» **Requirement**: Please copy every line below that contains the string "days".

[Records — start]

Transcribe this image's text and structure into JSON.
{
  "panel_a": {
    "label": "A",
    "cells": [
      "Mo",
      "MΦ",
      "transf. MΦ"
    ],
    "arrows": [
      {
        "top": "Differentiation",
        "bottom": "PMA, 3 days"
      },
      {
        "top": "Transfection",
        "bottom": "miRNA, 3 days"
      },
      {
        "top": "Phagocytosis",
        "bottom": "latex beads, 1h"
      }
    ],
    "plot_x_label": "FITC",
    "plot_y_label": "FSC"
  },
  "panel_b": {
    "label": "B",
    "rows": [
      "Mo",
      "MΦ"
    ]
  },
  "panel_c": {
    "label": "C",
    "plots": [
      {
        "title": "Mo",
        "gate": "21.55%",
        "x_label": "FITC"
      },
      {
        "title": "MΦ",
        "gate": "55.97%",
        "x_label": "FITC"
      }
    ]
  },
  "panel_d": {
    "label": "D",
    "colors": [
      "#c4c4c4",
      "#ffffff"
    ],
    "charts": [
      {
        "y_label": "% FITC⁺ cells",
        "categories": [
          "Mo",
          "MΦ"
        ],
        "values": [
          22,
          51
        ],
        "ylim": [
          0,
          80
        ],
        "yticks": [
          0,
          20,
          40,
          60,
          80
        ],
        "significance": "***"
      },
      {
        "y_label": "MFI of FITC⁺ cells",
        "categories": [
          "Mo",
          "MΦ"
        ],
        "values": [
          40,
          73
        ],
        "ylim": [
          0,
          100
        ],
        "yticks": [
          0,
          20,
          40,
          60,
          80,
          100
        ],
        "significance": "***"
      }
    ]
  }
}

[Records — finish]

» **Solution to this task**:
        "bottom": "PMA, 3 days"
        "bottom": "miRNA, 3 days"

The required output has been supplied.